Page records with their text
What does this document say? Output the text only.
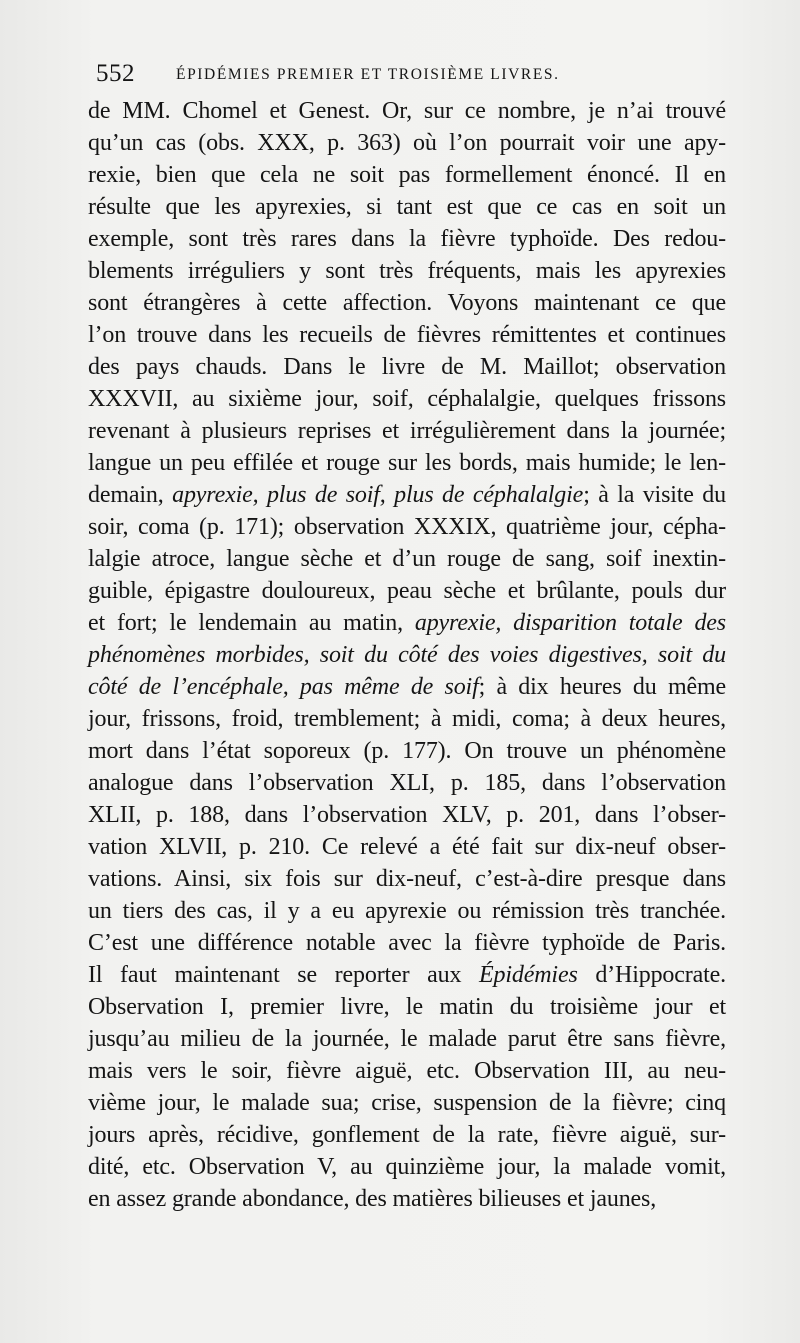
552	ÉPIDÉMIES PREMIER ET TROISIÈME LIVRES.
de MM. Chomel et Genest. Or, sur ce nombre, je n’ai trouvé
qu’un cas (obs. XXX, p. 363) où l’on pourrait voir une apy-
rexie, bien que cela ne soit pas formellement énoncé. Il en
résulte que les apyrexies, si tant est que ce cas en soit un
exemple, sont très rares dans la fièvre typhoïde. Des redou-
blements irréguliers y sont très fréquents, mais les apyrexies
sont étrangères à cette affection. Voyons maintenant ce que
l’on trouve dans les recueils de fièvres rémittentes et continues
des pays chauds. Dans le livre de M. Maillot; observation
XXXVII, au sixième jour, soif, céphalalgie, quelques frissons
revenant à plusieurs reprises et irrégulièrement dans la journée;
langue un peu effilée et rouge sur les bords, mais humide; le len-
demain, apyrexie, plus de soif, plus de céphalalgie; à la visite du
soir, coma (p. 171); observation XXXIX, quatrième jour, cépha-
lalgie atroce, langue sèche et d’un rouge de sang, soif inextin-
guible, épigastre douloureux, peau sèche et brûlante, pouls dur
et fort; le lendemain au matin, apyrexie, disparition totale des
phénomènes morbides, soit du côté des voies digestives, soit du
côté de l’encéphale, pas même de soif; à dix heures du même
jour, frissons, froid, tremblement; à midi, coma; à deux heures,
mort dans l’état soporeux (p. 177). On trouve un phénomène
analogue dans l’observation XLI, p. 185, dans l’observation
XLII, p. 188, dans l’observation XLV, p. 201, dans l’obser-
vation XLVII, p. 210. Ce relevé a été fait sur dix-neuf obser-
vations. Ainsi, six fois sur dix-neuf, c’est-à-dire presque dans
un tiers des cas, il y a eu apyrexie ou rémission très tranchée.
C’est une différence notable avec la fièvre typhoïde de Paris.
Il faut maintenant se reporter aux Épidémies d’Hippocrate.
Observation I, premier livre, le matin du troisième jour et
jusqu’au milieu de la journée, le malade parut être sans fièvre,
mais vers le soir, fièvre aiguë, etc. Observation III, au neu-
vième jour, le malade sua; crise, suspension de la fièvre; cinq
jours après, récidive, gonflement de la rate, fièvre aiguë, sur-
dité, etc. Observation V, au quinzième jour, la malade vomit,
en assez grande abondance, des matières bilieuses et jaunes,
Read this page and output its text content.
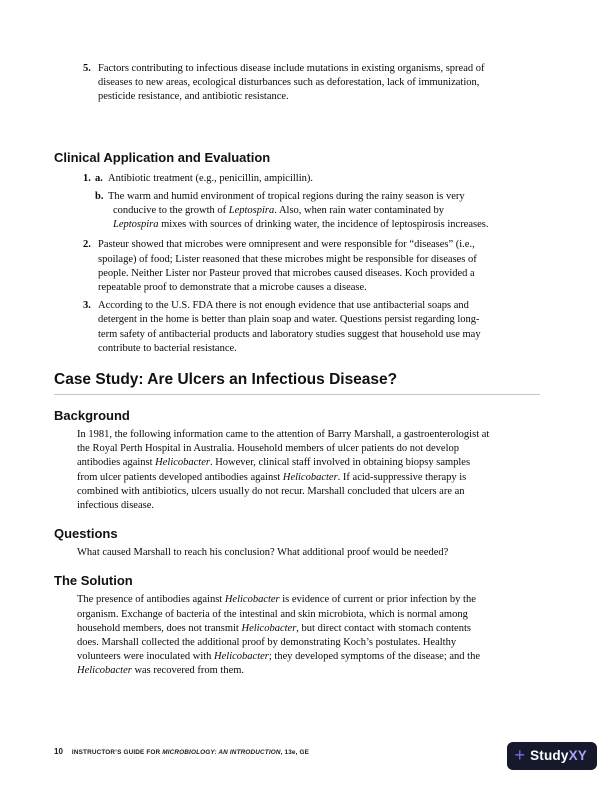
5. Factors contributing to infectious disease include mutations in existing organisms, spread of diseases to new areas, ecological disturbances such as deforestation, lack of immunization, pesticide resistance, and antibiotic resistance.
Clinical Application and Evaluation
1. a. Antibiotic treatment (e.g., penicillin, ampicillin).
b. The warm and humid environment of tropical regions during the rainy season is very conducive to the growth of Leptospira. Also, when rain water contaminated by Leptospira mixes with sources of drinking water, the incidence of leptospirosis increases.
2. Pasteur showed that microbes were omnipresent and were responsible for “diseases” (i.e., spoilage) of food; Lister reasoned that these microbes might be responsible for diseases of people. Neither Lister nor Pasteur proved that microbes caused diseases. Koch provided a repeatable proof to demonstrate that a microbe causes a disease.
3. According to the U.S. FDA there is not enough evidence that use antibacterial soaps and detergent in the home is better than plain soap and water. Questions persist regarding long-term safety of antibacterial products and laboratory studies suggest that household use may contribute to bacterial resistance.
Case Study: Are Ulcers an Infectious Disease?
Background
In 1981, the following information came to the attention of Barry Marshall, a gastroenterologist at the Royal Perth Hospital in Australia. Household members of ulcer patients do not develop antibodies against Helicobacter. However, clinical staff involved in obtaining biopsy samples from ulcer patients developed antibodies against Helicobacter. If acid-suppressive therapy is combined with antibiotics, ulcers usually do not recur. Marshall concluded that ulcers are an infectious disease.
Questions
What caused Marshall to reach his conclusion? What additional proof would be needed?
The Solution
The presence of antibodies against Helicobacter is evidence of current or prior infection by the organism. Exchange of bacteria of the intestinal and skin microbiota, which is normal among household members, does not transmit Helicobacter, but direct contact with stomach contents does. Marshall collected the additional proof by demonstrating Koch’s postulates. Healthy volunteers were inoculated with Helicobacter; they developed symptoms of the disease; and the Helicobacter was recovered from them.
10 INSTRUCTOR’S GUIDE FOR MICROBIOLOGY: AN INTRODUCTION, 13e, GE	+ StudyXY
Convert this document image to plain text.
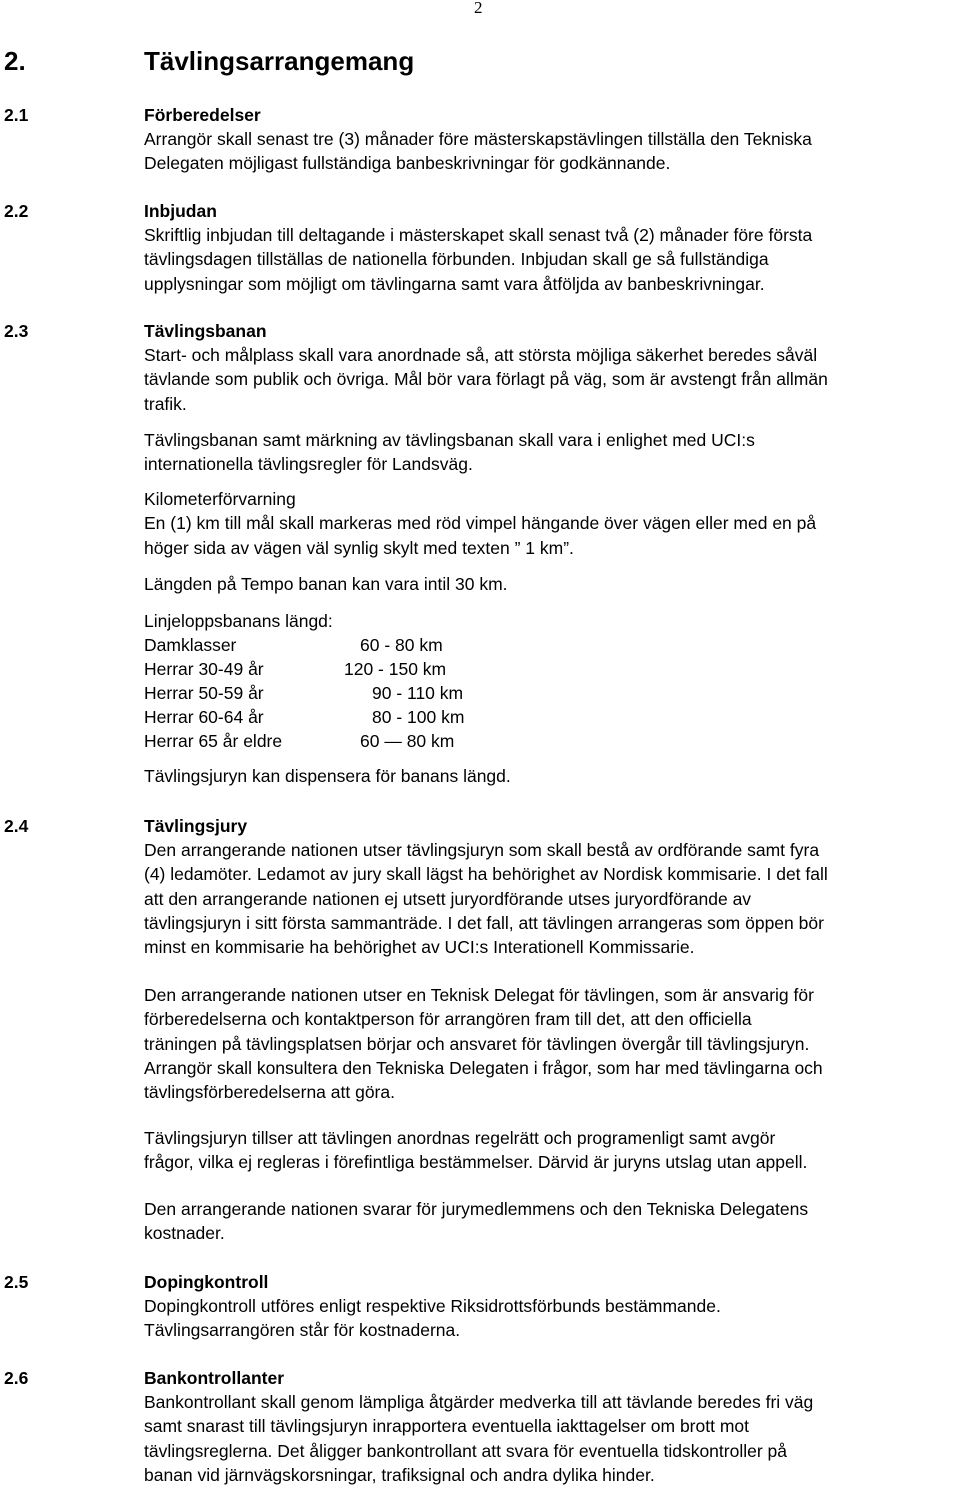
2
2.	Tävlingsarrangemang
2.1	Förberedelser

Arrangör skall senast tre (3) månader före mästerskapstävlingen tillställa den Tekniska
Delegaten möjligast fullständiga banbeskrivningar för godkännande.

2.2	Inbjudan

Skriftlig inbjudan till deltagande i mästerskapet skall senast två (2) månader före första
tävlingsdagen tillställas de nationella förbunden. Inbjudan skall ge så fullständiga
upplysningar som möjligt om tävlingarna samt vara åtföljda av banbeskrivningar.

2.3	Tävlingsbanan

Start- och målplass skall vara anordnade så, att största möjliga säkerhet beredes såväl
tävlande som publik och övriga. Mål bör vara förlagt på väg, som är avstengt från allmän
trafik.

Tävlingsbanan samt märkning av tävlingsbanan skall vara i enlighet med UCI:s
internationella tävlingsregler för Landsväg.

Kilometerförvarning
En (1) km till mål skall markeras med röd vimpel hängande över vägen eller med en på
höger sida av vägen väl synlig skylt med texten ” 1 km”.

Längden på Tempo banan kan vara intil 30 km.

Linjeloppsbanans längd:

Damklasser	60 - 80 km
Herrar 30-49 år	120 - 150 km
Herrar 50-59 år	90 - 110 km
Herrar 60-64 år	80 - 100 km
Herrar 65 år eldre	60 — 80 km
Tävlingsjuryn kan dispensera för banans längd.
2.4	Tävlingsjury

Den arrangerande nationen utser tävlingsjuryn som skall bestå av ordförande samt fyra
(4) ledamöter. Ledamot av jury skall lägst ha behörighet av Nordisk kommisarie. I det fall
att den arrangerande nationen ej utsett juryordförande utses juryordförande av
tävlingsjuryn i sitt första sammanträde. I det fall, att tävlingen arrangeras som öppen bör
minst en kommisarie ha behörighet av UCI:s Interationell Kommissarie.

Den arrangerande nationen utser en Teknisk Delegat för tävlingen, som är ansvarig för
förberedelserna och kontaktperson för arrangören fram till det, att den officiella
träningen på tävlingsplatsen börjar och ansvaret för tävlingen övergår till tävlingsjuryn.
Arrangör skall konsultera den Tekniska Delegaten i frågor, som har med tävlingarna och
tävlingsförberedelserna att göra.

Tävlingsjuryn tillser att tävlingen anordnas regelrätt och programenligt samt avgör
frågor, vilka ej regleras i förefintliga bestämmelser. Därvid är juryns utslag utan appell.

Den arrangerande nationen svarar för jurymedlemmens och den Tekniska Delegatens
kostnader.

2.5	Dopingkontroll

Dopingkontroll utföres enligt respektive Riksidrottsförbunds bestämmande.
Tävlingsarrangören står för kostnaderna.

2.6	Bankontrollanter

Bankontrollant skall genom lämpliga åtgärder medverka till att tävlande beredes fri väg
samt snarast till tävlingsjuryn inrapportera eventuella iakttagelser om brott mot
tävlingsreglerna. Det åligger bankontrollant att svara för eventuella tidskontroller på
banan vid järnvägskorsningar, trafiksignal och andra dylika hinder.
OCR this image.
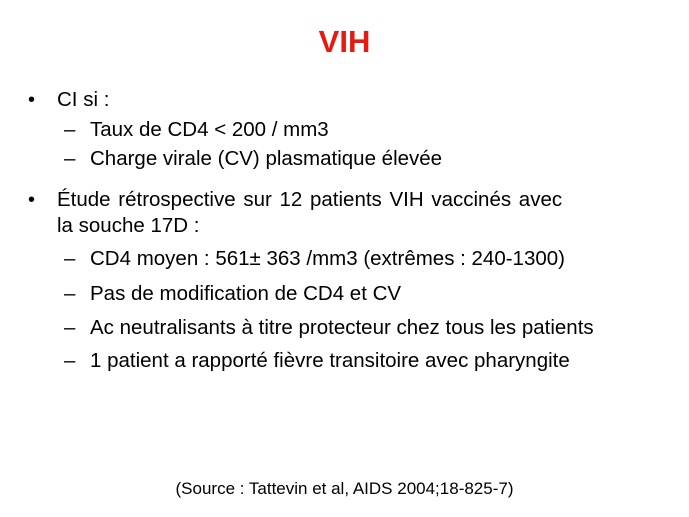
VIH
• CI si :
– Taux de CD4 < 200 / mm3
– Charge virale (CV) plasmatique élevée
• Étude rétrospective sur 12 patients VIH vaccinés avec
la souche 17D :
– CD4 moyen : 561± 363 /mm3 (extrêmes : 240-1300)
– Pas de modification de CD4 et CV
– Ac neutralisants à titre protecteur chez tous les patients
– 1 patient a rapporté fièvre transitoire avec pharyngite
(Source : Tattevin et al, AIDS 2004;18-825-7)
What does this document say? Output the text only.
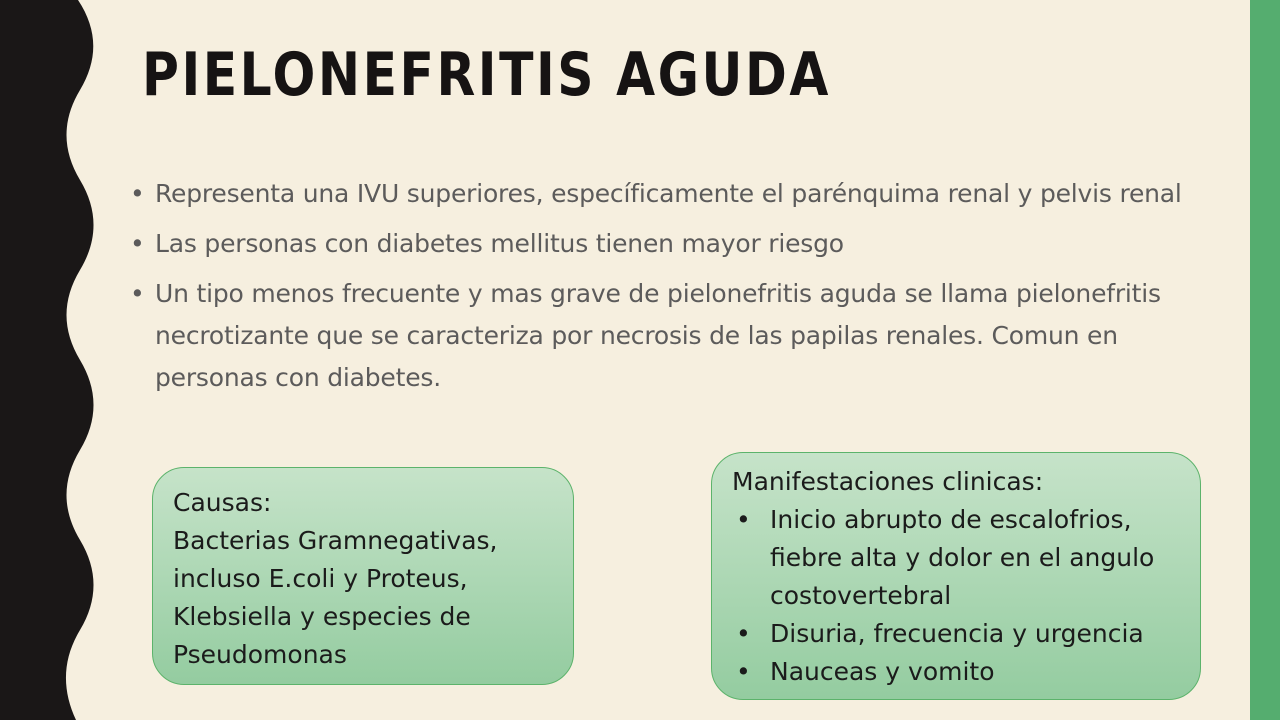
PIELONEFRITIS AGUDA
• Representa una IVU superiores, específicamente el parénquima renal y pelvis renal
• Las personas con diabetes mellitus tienen mayor riesgo
• Un tipo menos frecuente y mas grave de pielonefritis aguda se llama pielonefritis necrotizante que se caracteriza por necrosis de las papilas renales. Comun en personas con diabetes.

Causas:

Bacterias Gramnegativas, incluso E.coli y Proteus, Klebsiella y especies de Pseudomonas

Manifestaciones clinicas:

• Inicio abrupto de escalofrios, fiebre alta y dolor en el angulo costovertebral
• Disuria, frecuencia y urgencia
• Nauceas y vomito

▶ [Exercise] Whenever the string "tävlingarna" shows up in a line above, copy that line.

▶ [Final answer]
upplysningar som möjligt om tävlingarna samt vara åtföljda av banbeskrivningar.
Arrangör skall konsultera den Tekniska Delegaten i frågor, som har med tävlingarna och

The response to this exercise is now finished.